# EXERCISE REQUIREMENTS
Your task is to copy the material exactly.
[begin RECORDED INFORMATION]
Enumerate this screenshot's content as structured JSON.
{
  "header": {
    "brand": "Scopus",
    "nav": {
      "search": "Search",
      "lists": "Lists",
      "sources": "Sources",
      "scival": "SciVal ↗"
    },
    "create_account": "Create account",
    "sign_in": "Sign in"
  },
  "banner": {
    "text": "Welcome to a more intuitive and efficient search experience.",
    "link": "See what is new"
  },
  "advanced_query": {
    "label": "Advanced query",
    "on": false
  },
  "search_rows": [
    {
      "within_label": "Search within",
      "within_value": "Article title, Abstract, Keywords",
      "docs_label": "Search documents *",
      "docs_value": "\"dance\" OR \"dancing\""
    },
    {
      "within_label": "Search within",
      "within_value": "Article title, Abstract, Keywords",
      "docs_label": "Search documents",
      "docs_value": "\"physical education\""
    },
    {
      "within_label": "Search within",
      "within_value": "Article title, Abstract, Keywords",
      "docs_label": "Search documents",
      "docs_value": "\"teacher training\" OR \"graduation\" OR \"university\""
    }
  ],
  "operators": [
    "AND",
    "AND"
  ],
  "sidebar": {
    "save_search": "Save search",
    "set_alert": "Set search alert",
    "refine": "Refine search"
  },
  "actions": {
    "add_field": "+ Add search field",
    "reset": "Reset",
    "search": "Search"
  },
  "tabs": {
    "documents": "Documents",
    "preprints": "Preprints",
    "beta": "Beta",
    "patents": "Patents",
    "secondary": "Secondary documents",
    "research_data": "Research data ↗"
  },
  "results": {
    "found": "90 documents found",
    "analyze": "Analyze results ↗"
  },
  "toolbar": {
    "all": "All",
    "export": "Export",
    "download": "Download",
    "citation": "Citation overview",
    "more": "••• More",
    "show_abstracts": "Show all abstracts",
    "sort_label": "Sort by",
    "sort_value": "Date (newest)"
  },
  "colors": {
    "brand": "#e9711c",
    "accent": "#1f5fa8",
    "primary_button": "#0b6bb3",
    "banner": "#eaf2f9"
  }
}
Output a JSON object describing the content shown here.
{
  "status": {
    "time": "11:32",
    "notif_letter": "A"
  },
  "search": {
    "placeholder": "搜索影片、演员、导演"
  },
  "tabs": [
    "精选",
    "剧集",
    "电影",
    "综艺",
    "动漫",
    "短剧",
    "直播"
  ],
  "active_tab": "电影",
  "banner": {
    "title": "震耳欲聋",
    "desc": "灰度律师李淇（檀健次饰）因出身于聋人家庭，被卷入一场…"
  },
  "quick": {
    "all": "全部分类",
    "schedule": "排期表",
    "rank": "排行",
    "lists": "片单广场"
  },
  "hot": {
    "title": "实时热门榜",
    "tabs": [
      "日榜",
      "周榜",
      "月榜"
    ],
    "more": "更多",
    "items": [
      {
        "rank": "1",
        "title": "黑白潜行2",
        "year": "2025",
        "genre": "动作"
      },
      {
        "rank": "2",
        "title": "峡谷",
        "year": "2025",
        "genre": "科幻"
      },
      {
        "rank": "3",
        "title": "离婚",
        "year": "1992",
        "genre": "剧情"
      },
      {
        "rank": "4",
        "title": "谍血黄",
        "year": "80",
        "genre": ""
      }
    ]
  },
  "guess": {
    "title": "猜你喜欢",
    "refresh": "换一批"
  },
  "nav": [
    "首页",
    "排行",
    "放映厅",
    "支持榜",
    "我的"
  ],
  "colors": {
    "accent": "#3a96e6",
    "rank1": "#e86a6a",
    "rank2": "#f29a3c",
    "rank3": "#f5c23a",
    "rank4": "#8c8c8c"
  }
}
[end RECORDED INFORMATION]
# OUTPUT FOR THIS TASK
Enumerate this screenshot's content as structured JSON.
{
  "header": {
    "brand": "Scopus",
    "nav": {
      "search": "Search",
      "lists": "Lists",
      "sources": "Sources",
      "scival": "SciVal ↗"
    },
    "create_account": "Create account",
    "sign_in": "Sign in"
  },
  "banner": {
    "text": "Welcome to a more intuitive and efficient search experience.",
    "link": "See what is new"
  },
  "advanced_query": {
    "label": "Advanced query",
    "on": false
  },
  "search_rows": [
    {
      "within_label": "Search within",
      "within_value": "Article title, Abstract, Keywords",
      "docs_label": "Search documents *",
      "docs_value": "\"dance\" OR \"dancing\""
    },
    {
      "within_label": "Search within",
      "within_value": "Article title, Abstract, Keywords",
      "docs_label": "Search documents",
      "docs_value": "\"physical education\""
    },
    {
      "within_label": "Search within",
      "within_value": "Article title, Abstract, Keywords",
      "docs_label": "Search documents",
      "docs_value": "\"teacher training\" OR \"graduation\" OR \"university\""
    }
  ],
  "operators": [
    "AND",
    "AND"
  ],
  "sidebar": {
    "save_search": "Save search",
    "set_alert": "Set search alert",
    "refine": "Refine search"
  },
  "actions": {
    "add_field": "+ Add search field",
    "reset": "Reset",
    "search": "Search"
  },
  "tabs": {
    "documents": "Documents",
    "preprints": "Preprints",
    "beta": "Beta",
    "patents": "Patents",
    "secondary": "Secondary documents",
    "research_data": "Research data ↗"
  },
  "results": {
    "found": "90 documents found",
    "analyze": "Analyze results ↗"
  },
  "toolbar": {
    "all": "All",
    "export": "Export",
    "download": "Download",
    "citation": "Citation overview",
    "more": "••• More",
    "show_abstracts": "Show all abstracts",
    "sort_label": "Sort by",
    "sort_value": "Date (newest)"
  },
  "colors": {
    "brand": "#e9711c",
    "accent": "#1f5fa8",
    "primary_button": "#0b6bb3",
    "banner": "#eaf2f9"
  }
}
Output a JSON object describing the content shown here.
{
  "status": {
    "time": "11:32",
    "notif_letter": "A"
  },
  "search": {
    "placeholder": "搜索影片、演员、导演"
  },
  "tabs": [
    "精选",
    "剧集",
    "电影",
    "综艺",
    "动漫",
    "短剧",
    "直播"
  ],
  "active_tab": "电影",
  "banner": {
    "title": "震耳欲聋",
    "desc": "灰度律师李淇（檀健次饰）因出身于聋人家庭，被卷入一场…"
  },
  "quick": {
    "all": "全部分类",
    "schedule": "排期表",
    "rank": "排行",
    "lists": "片单广场"
  },
  "hot": {
    "title": "实时热门榜",
    "tabs": [
      "日榜",
      "周榜",
      "月榜"
    ],
    "more": "更多",
    "items": [
      {
        "rank": "1",
        "title": "黑白潜行2",
        "year": "2025",
        "genre": "动作"
      },
      {
        "rank": "2",
        "title": "峡谷",
        "year": "2025",
        "genre": "科幻"
      },
      {
        "rank": "3",
        "title": "离婚",
        "year": "1992",
        "genre": "剧情"
      },
      {
        "rank": "4",
        "title": "谍血黄",
        "year": "80",
        "genre": ""
      }
    ]
  },
  "guess": {
    "title": "猜你喜欢",
    "refresh": "换一批"
  },
  "nav": [
    "首页",
    "排行",
    "放映厅",
    "支持榜",
    "我的"
  ],
  "colors": {
    "accent": "#3a96e6",
    "rank1": "#e86a6a",
    "rank2": "#f29a3c",
    "rank3": "#f5c23a",
    "rank4": "#8c8c8c"
  }
}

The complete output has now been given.